Chart and figure data:
* Start *

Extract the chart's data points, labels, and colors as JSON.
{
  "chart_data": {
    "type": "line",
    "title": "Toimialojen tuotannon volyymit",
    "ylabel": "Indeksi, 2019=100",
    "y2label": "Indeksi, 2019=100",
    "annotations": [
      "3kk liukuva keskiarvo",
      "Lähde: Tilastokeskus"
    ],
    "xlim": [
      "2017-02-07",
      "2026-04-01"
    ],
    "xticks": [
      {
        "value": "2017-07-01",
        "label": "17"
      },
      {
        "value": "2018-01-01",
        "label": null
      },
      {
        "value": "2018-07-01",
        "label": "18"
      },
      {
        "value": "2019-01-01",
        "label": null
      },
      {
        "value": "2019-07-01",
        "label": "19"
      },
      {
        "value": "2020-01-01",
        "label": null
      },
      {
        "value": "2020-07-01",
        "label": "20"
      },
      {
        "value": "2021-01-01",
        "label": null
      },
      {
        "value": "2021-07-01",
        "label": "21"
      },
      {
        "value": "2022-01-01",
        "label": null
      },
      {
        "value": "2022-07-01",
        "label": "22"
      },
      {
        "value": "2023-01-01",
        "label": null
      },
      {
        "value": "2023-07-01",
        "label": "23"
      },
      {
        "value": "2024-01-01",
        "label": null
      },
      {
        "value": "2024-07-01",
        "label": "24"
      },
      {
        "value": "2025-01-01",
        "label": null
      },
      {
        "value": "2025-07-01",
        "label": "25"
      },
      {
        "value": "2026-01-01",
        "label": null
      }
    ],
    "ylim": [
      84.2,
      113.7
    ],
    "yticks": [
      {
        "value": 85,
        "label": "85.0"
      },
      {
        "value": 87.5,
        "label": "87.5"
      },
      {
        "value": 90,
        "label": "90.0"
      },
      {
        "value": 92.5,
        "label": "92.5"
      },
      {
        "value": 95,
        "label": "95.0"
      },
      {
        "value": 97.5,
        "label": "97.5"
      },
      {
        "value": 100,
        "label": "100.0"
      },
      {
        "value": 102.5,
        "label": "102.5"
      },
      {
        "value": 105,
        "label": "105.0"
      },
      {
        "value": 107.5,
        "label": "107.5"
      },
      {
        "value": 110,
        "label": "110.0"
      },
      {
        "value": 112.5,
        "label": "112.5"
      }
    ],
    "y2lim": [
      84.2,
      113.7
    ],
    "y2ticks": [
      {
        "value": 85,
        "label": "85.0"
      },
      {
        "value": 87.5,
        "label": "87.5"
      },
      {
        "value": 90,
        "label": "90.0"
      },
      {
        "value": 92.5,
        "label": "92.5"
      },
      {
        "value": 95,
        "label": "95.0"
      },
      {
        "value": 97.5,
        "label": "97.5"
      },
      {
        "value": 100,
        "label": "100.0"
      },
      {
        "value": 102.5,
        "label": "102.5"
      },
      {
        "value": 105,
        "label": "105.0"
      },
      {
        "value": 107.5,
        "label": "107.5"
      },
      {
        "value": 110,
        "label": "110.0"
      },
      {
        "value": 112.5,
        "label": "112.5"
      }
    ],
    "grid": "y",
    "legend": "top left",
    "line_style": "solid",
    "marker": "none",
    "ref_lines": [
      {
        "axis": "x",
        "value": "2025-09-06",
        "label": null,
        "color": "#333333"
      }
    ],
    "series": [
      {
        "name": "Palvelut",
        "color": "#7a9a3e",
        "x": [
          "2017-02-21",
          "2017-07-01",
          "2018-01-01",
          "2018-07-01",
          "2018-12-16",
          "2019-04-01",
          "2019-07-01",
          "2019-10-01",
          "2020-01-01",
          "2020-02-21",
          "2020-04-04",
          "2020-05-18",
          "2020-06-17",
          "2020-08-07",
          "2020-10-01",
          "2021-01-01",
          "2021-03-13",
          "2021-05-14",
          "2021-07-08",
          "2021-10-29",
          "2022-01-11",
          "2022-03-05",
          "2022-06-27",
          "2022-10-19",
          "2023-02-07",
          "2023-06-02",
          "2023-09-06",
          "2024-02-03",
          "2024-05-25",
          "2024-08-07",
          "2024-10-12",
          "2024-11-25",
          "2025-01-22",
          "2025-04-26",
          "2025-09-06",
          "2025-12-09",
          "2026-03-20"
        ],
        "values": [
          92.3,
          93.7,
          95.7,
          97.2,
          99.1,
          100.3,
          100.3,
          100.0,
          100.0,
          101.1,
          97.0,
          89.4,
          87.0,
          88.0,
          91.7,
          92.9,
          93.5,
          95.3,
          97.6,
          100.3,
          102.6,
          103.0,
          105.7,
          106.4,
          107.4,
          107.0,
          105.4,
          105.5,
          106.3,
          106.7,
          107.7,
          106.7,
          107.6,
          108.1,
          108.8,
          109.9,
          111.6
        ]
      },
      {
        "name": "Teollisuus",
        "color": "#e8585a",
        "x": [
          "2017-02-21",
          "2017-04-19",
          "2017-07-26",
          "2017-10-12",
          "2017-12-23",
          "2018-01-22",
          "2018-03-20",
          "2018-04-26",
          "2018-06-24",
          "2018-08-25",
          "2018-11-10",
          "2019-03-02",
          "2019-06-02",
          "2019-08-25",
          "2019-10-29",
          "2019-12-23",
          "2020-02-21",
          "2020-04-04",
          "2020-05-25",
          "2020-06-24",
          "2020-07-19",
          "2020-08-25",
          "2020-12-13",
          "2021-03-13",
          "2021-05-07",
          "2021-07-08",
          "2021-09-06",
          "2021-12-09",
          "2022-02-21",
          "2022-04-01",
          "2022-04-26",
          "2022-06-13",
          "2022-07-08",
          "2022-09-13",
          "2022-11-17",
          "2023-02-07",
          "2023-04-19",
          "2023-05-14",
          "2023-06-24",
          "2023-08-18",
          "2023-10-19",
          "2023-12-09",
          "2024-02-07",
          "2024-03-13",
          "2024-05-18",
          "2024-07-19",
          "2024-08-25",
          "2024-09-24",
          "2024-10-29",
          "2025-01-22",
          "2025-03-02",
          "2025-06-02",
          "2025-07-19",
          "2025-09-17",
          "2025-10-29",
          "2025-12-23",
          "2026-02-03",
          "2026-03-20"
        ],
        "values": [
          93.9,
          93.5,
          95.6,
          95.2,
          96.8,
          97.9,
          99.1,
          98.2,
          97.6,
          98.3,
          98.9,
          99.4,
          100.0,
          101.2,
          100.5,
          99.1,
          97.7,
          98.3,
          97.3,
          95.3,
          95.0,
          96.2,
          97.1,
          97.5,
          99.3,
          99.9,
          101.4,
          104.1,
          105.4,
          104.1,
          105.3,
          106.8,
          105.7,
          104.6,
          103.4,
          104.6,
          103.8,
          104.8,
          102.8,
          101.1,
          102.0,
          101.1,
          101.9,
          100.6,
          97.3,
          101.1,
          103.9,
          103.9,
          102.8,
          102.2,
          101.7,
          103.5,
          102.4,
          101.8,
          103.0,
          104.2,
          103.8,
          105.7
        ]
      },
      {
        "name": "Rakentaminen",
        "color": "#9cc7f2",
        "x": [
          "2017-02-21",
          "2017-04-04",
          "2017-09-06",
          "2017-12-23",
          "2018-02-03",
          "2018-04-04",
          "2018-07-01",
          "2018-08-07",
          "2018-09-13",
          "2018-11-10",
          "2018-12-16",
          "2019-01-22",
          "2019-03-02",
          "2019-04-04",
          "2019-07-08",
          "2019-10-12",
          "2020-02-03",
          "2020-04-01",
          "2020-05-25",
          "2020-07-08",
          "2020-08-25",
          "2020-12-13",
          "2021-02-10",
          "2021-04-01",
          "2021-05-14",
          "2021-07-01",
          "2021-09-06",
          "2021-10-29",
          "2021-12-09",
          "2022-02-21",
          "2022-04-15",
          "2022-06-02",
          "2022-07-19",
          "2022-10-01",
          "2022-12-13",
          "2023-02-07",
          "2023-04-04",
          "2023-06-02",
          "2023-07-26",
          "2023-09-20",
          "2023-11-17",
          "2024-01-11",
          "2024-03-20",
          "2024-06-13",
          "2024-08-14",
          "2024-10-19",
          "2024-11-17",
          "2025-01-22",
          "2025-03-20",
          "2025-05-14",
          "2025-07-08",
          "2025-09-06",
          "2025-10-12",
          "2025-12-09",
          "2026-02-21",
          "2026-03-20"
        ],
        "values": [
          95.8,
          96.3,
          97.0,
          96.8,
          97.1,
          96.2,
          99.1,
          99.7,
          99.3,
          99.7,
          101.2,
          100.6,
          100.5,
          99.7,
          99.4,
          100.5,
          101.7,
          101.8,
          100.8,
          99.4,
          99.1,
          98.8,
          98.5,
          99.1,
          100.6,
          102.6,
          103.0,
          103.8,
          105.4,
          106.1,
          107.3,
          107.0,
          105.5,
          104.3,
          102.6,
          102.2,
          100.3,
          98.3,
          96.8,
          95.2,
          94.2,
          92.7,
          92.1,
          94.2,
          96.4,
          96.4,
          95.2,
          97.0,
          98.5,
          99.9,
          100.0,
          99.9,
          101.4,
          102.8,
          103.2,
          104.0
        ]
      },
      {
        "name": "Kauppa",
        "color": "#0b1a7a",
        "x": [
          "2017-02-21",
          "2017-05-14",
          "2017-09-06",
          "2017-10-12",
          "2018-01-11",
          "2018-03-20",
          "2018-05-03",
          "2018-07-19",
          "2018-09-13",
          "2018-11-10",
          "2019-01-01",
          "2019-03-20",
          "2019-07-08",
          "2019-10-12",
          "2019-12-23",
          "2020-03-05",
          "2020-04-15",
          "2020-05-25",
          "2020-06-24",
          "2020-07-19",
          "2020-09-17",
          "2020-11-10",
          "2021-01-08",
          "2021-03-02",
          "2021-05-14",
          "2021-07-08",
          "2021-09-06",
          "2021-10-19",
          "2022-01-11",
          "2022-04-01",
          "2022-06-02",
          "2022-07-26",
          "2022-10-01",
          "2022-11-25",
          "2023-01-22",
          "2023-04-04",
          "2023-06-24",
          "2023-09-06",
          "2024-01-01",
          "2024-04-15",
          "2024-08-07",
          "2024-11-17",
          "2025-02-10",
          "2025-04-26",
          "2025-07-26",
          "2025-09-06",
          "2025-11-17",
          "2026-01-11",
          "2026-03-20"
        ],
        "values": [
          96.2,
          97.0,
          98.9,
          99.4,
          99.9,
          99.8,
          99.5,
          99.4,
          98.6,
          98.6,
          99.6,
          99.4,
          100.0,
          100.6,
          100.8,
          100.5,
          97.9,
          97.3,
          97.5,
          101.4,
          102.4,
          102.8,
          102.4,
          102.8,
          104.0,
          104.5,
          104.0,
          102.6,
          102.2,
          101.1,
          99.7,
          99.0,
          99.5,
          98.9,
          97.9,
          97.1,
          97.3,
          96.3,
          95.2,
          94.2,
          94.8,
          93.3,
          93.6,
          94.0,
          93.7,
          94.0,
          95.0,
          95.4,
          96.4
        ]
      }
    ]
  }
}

* End *

Direction: Each line that holds the string "name" counts once; give the total and nothing else.

Exercise answer: 4